===== Given data

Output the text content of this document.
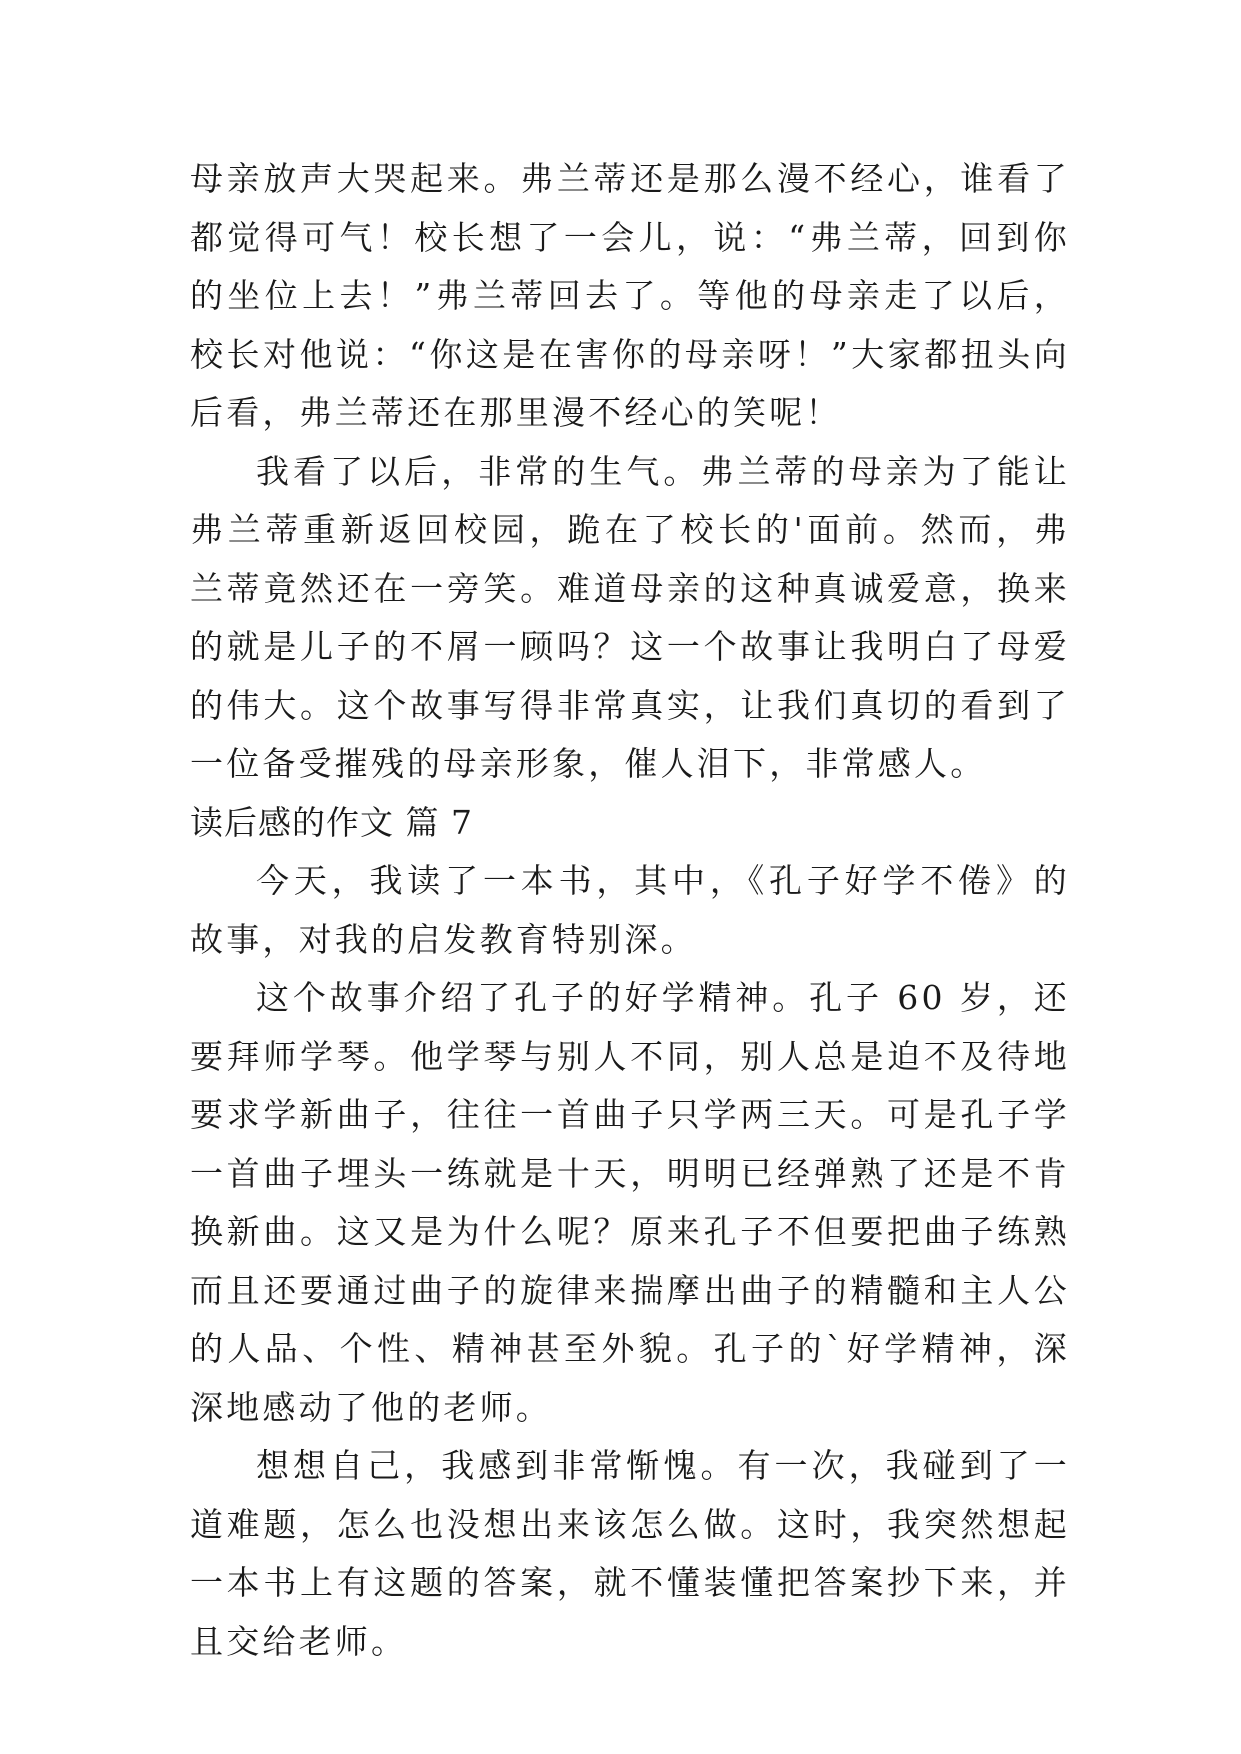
母亲放声大哭起来。弗兰蒂还是那么漫不经心，谁看了都觉得可气！校长想了一会儿，说：“弗兰蒂，回到你的坐位上去！”弗兰蒂回去了。等他的母亲走了以后，校长对他说：“你这是在害你的母亲呀！”大家都扭头向后看，弗兰蒂还在那里漫不经心的笑呢！

我看了以后，非常的生气。弗兰蒂的母亲为了能让弗兰蒂重新返回校园，跪在了校长的'面前。然而，弗兰蒂竟然还在一旁笑。难道母亲的这种真诚爱意，换来的就是儿子的不屑一顾吗？这一个故事让我明白了母爱的伟大。这个故事写得非常真实，让我们真切的看到了一位备受摧残的母亲形象，催人泪下，非常感人。

读后感的作文 篇 7

今天，我读了一本书，其中，《孔子好学不倦》的故事，对我的启发教育特别深。

这个故事介绍了孔子的好学精神。孔子 60 岁，还要拜师学琴。他学琴与别人不同，别人总是迫不及待地要求学新曲子，往往一首曲子只学两三天。可是孔子学一首曲子埋头一练就是十天，明明已经弹熟了还是不肯换新曲。这又是为什么呢？原来孔子不但要把曲子练熟而且还要通过曲子的旋律来揣摩出曲子的精髓和主人公的人品、个性、精神甚至外貌。孔子的`好学精神，深深地感动了他的老师。

想想自己，我感到非常惭愧。有一次，我碰到了一道难题，怎么也没想出来该怎么做。这时，我突然想起一本书上有这题的答案，就不懂装懂把答案抄下来，并且交给老师。
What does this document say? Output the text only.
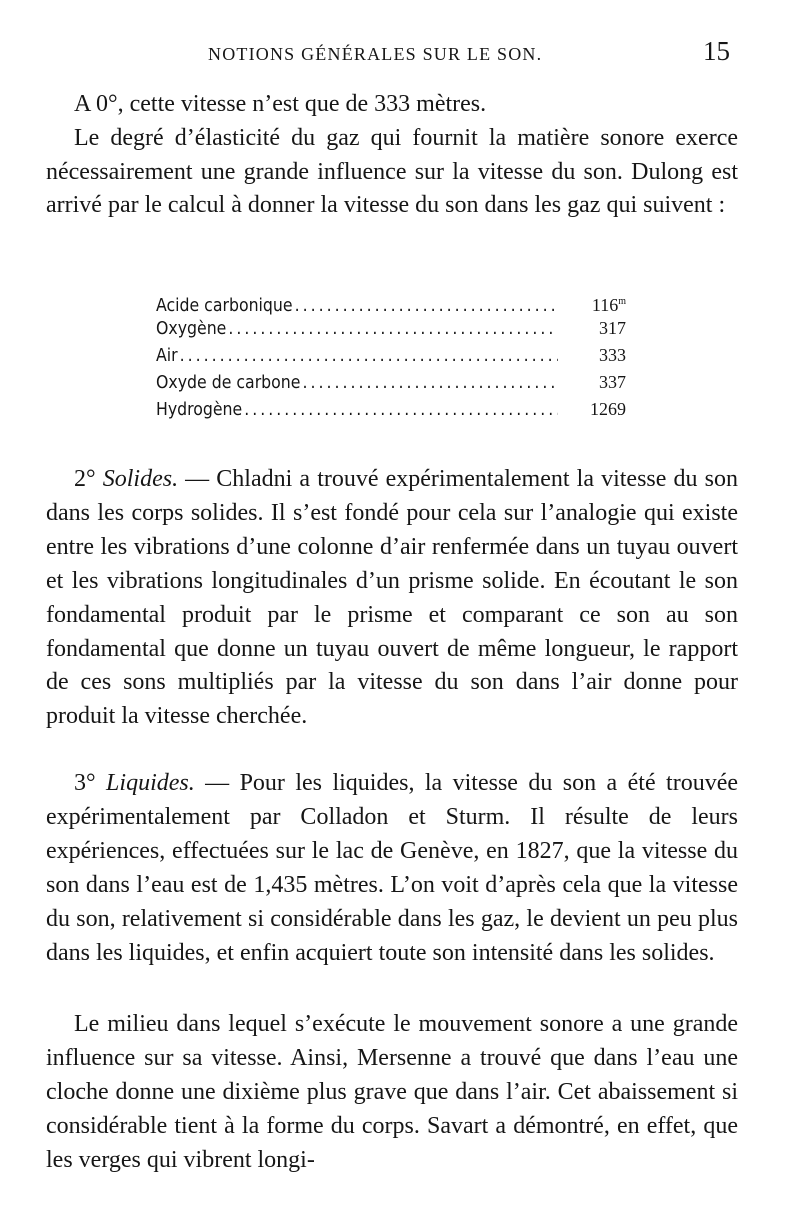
NOTIONS GÉNÉRALES SUR LE SON.	15

A 0°, cette vitesse n’est que de 333 mètres.

Le degré d’élasticité du gaz qui fournit la matière sonore exerce nécessairement une grande influence sur la vitesse du son. Dulong est arrivé par le calcul à donner la vitesse du son dans les gaz qui suivent :

Acide carbonique .....	116$^m$
Oxygène .....	317
Air .....	333
Oxyde de carbone .....	337
Hydrogène .....	1269

2° Solides. — Chladni a trouvé expérimentalement la vitesse du son dans les corps solides. Il s’est fondé pour cela sur l’analogie qui existe entre les vibrations d’une colonne d’air renfermée dans un tuyau ouvert et les vibrations longitudinales d’un prisme solide. En écoutant le son fondamental produit par le prisme et comparant ce son au son fondamental que donne un tuyau ouvert de même longueur, le rapport de ces sons multipliés par la vitesse du son dans l’air donne pour produit la vitesse cherchée.

3° Liquides. — Pour les liquides, la vitesse du son a été trouvée expérimentalement par Colladon et Sturm. Il résulte de leurs expériences, effectuées sur le lac de Genève, en 1827, que la vitesse du son dans l’eau est de 1,435 mètres. L’on voit d’après cela que la vitesse du son, relativement si considérable dans les gaz, le devient un peu plus dans les liquides, et enfin acquiert toute son intensité dans les solides.

Le milieu dans lequel s’exécute le mouvement sonore a une grande influence sur sa vitesse. Ainsi, Mersenne a trouvé que dans l’eau une cloche donne une dixième plus grave que dans l’air. Cet abaissement si considérable tient à la forme du corps. Savart a démontré, en effet, que les verges qui vibrent longi-
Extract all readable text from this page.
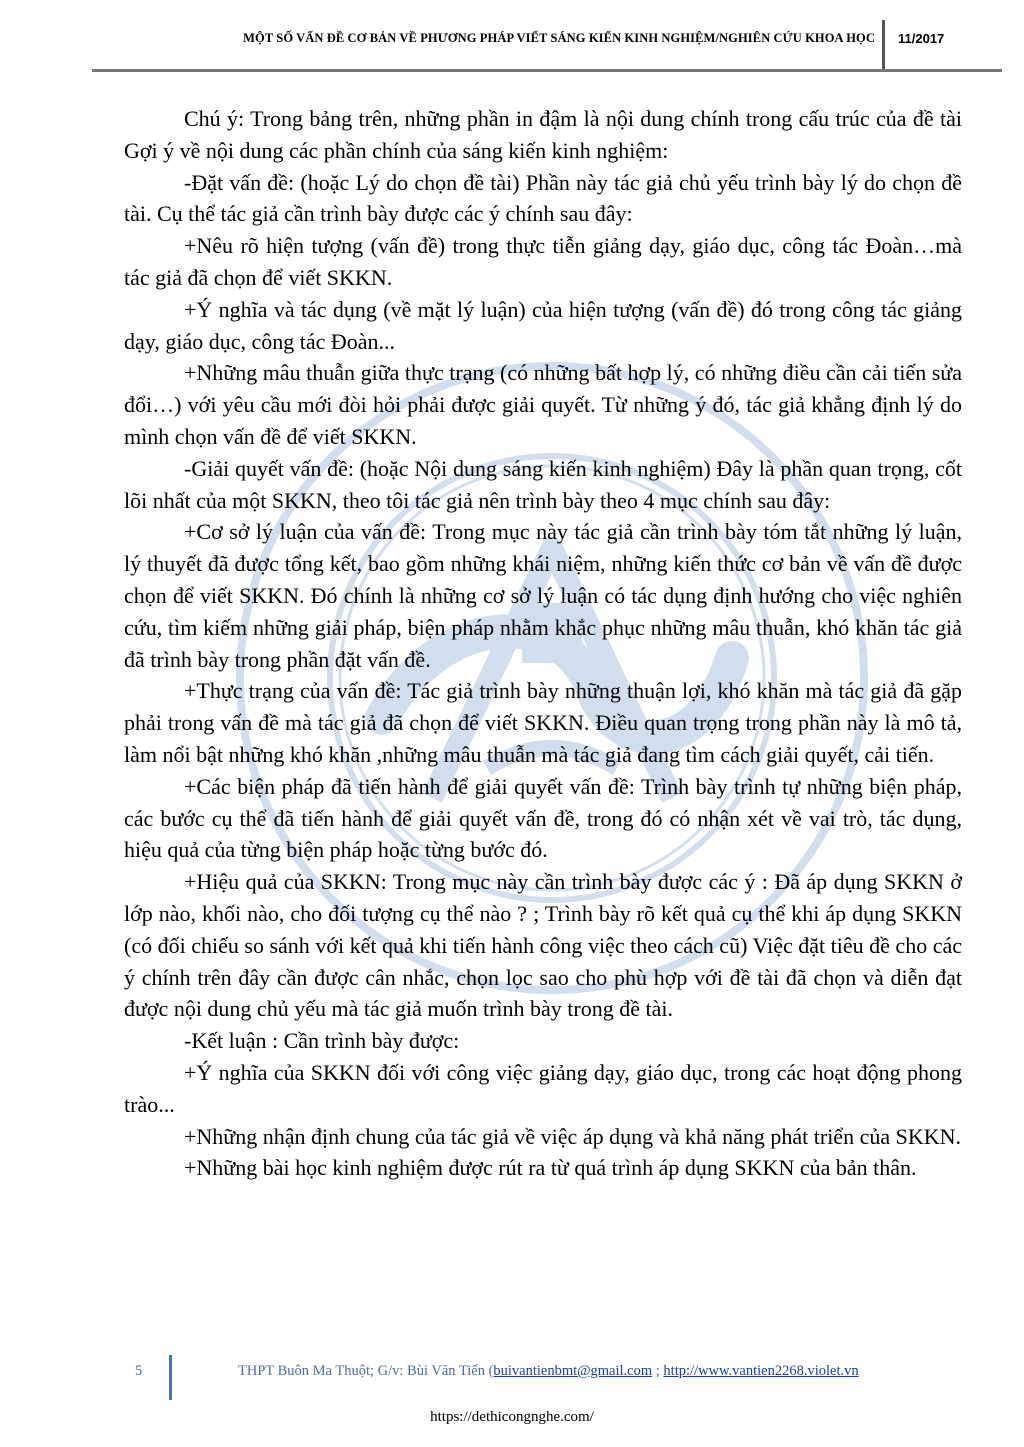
MỘT SỐ VẤN ĐỀ CƠ BẢN VỀ PHƯƠNG PHÁP VIẾT SÁNG KIẾN KINH NGHIỆM/NGHIÊN CỨU KHOA HỌC 11/2017

Chú ý: Trong bảng trên, những phần in đậm là nội dung chính trong cấu trúc của đề tài Gợi ý về nội dung các phần chính của sáng kiến kinh nghiệm:

-Đặt vấn đề: (hoặc Lý do chọn đề tài) Phần này tác giả chủ yếu trình bày lý do chọn đề tài. Cụ thể tác giả cần trình bày được các ý chính sau đây:

+Nêu rõ hiện tượng (vấn đề) trong thực tiễn giảng dạy, giáo dục, công tác Đoàn…mà tác giả đã chọn để viết SKKN.

+Ý nghĩa và tác dụng (về mặt lý luận) của hiện tượng (vấn đề) đó trong công tác giảng dạy, giáo dục, công tác Đoàn...

+Những mâu thuẫn giữa thực trạng (có những bất hợp lý, có những điều cần cải tiến sửa đổi…) với yêu cầu mới đòi hỏi phải được giải quyết. Từ những ý đó, tác giả khẳng định lý do mình chọn vấn đề để viết SKKN.

-Giải quyết vấn đề: (hoặc Nội dung sáng kiến kinh nghiệm) Đây là phần quan trọng, cốt lõi nhất của một SKKN, theo tôi tác giả nên trình bày theo 4 mục chính sau đây:

+Cơ sở lý luận của vấn đề: Trong mục này tác giả cần trình bày tóm tắt những lý luận, lý thuyết đã được tổng kết, bao gồm những khái niệm, những kiến thức cơ bản về vấn đề được chọn để viết SKKN. Đó chính là những cơ sở lý luận có tác dụng định hướng cho việc nghiên cứu, tìm kiếm những giải pháp, biện pháp nhằm khắc phục những mâu thuẫn, khó khăn tác giả đã trình bày trong phần đặt vấn đề.

+Thực trạng của vấn đề: Tác giả trình bày những thuận lợi, khó khăn mà tác giả đã gặp phải trong vấn đề mà tác giả đã chọn để viết SKKN. Điều quan trọng trong phần này là mô tả, làm nổi bật những khó khăn ,những mâu thuẫn mà tác giả đang tìm cách giải quyết, cải tiến.

+Các biện pháp đã tiến hành để giải quyết vấn đề: Trình bày trình tự những biện pháp, các bước cụ thể đã tiến hành để giải quyết vấn đề, trong đó có nhận xét về vai trò, tác dụng, hiệu quả của từng biện pháp hoặc từng bước đó.

+Hiệu quả của SKKN: Trong mục này cần trình bày được các ý : Đã áp dụng SKKN ở lớp nào, khối nào, cho đối tượng cụ thể nào ? ; Trình bày rõ kết quả cụ thể khi áp dụng SKKN (có đối chiếu so sánh với kết quả khi tiến hành công việc theo cách cũ) Việc đặt tiêu đề cho các ý chính trên đây cần được cân nhắc, chọn lọc sao cho phù hợp với đề tài đã chọn và diễn đạt được nội dung chủ yếu mà tác giả muốn trình bày trong đề tài.

-Kết luận : Cần trình bày được:

+Ý nghĩa của SKKN đối với công việc giảng dạy, giáo dục, trong các hoạt động phong trào...

+Những nhận định chung của tác giả về việc áp dụng và khả năng phát triển của SKKN.

+Những bài học kinh nghiệm được rút ra từ quá trình áp dụng SKKN của bản thân.

5	THPT Buôn Ma Thuột; G/v: Bùi Văn Tiến (buivantienbmt@gmail.com ; http://www.vantien2268.violet.vn
https://dethicongnghe.com/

==========

| Direction |
Which lines include the word "corps"? Copy every one of them.

| Full response |
2° Solides. — Chladni a trouvé expérimentalement la vitesse du son dans les corps solides. Il s’est fondé pour cela sur l’analogie qui existe entre les vibrations d’une colonne d’air renfermée dans un tuyau ouvert et les vibrations longitudinales d’un prisme solide. En écoutant le son fondamental produit par le prisme et comparant ce son au son fondamental que donne un tuyau ouvert de même longueur, le rapport de ces sons multipliés par la vitesse du son dans l’air donne pour produit la vitesse cherchée.
Le milieu dans lequel s’exécute le mouvement sonore a une grande influence sur sa vitesse. Ainsi, Mersenne a trouvé que dans l’eau une cloche donne une dixième plus grave que dans l’air. Cet abaissement si considérable tient à la forme du corps. Savart a démontré, en effet, que les verges qui vibrent longi-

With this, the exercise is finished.